## The problem
Below is the data. Give it again, complete and exact.
Start of Dataset extract
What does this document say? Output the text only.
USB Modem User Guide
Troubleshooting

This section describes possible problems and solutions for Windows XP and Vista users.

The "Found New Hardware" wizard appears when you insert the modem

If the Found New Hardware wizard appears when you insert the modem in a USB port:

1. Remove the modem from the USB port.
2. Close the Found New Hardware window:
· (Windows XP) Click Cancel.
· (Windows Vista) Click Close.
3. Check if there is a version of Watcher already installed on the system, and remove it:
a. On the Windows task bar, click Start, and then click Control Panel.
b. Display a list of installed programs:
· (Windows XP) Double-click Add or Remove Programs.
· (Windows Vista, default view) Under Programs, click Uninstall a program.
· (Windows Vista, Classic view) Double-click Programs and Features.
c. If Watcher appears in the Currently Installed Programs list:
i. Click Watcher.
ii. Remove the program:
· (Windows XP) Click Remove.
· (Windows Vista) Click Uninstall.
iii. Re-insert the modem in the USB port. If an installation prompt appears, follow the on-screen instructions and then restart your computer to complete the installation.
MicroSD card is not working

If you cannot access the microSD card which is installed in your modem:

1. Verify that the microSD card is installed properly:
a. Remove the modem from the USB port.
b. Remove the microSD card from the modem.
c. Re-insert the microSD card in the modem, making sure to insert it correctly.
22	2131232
End of Dataset extract
## Answer
What does this document say? Output the text only.
USB Modem User Guide
Troubleshooting

This section describes possible problems and solutions for Windows XP and Vista users.

The "Found New Hardware" wizard appears when you insert the modem

If the Found New Hardware wizard appears when you insert the modem in a USB port:

1. Remove the modem from the USB port.
2. Close the Found New Hardware window:
· (Windows XP) Click Cancel.
· (Windows Vista) Click Close.
3. Check if there is a version of Watcher already installed on the system, and remove it:
a. On the Windows task bar, click Start, and then click Control Panel.
b. Display a list of installed programs:
· (Windows XP) Double-click Add or Remove Programs.
· (Windows Vista, default view) Under Programs, click Uninstall a program.
· (Windows Vista, Classic view) Double-click Programs and Features.
c. If Watcher appears in the Currently Installed Programs list:
i. Click Watcher.
ii. Remove the program:
· (Windows XP) Click Remove.
· (Windows Vista) Click Uninstall.
iii. Re-insert the modem in the USB port. If an installation prompt appears, follow the on-screen instructions and then restart your computer to complete the installation.
MicroSD card is not working

If you cannot access the microSD card which is installed in your modem:

1. Verify that the microSD card is installed properly:
a. Remove the modem from the USB port.
b. Remove the microSD card from the modem.
c. Re-insert the microSD card in the modem, making sure to insert it correctly.
22	2131232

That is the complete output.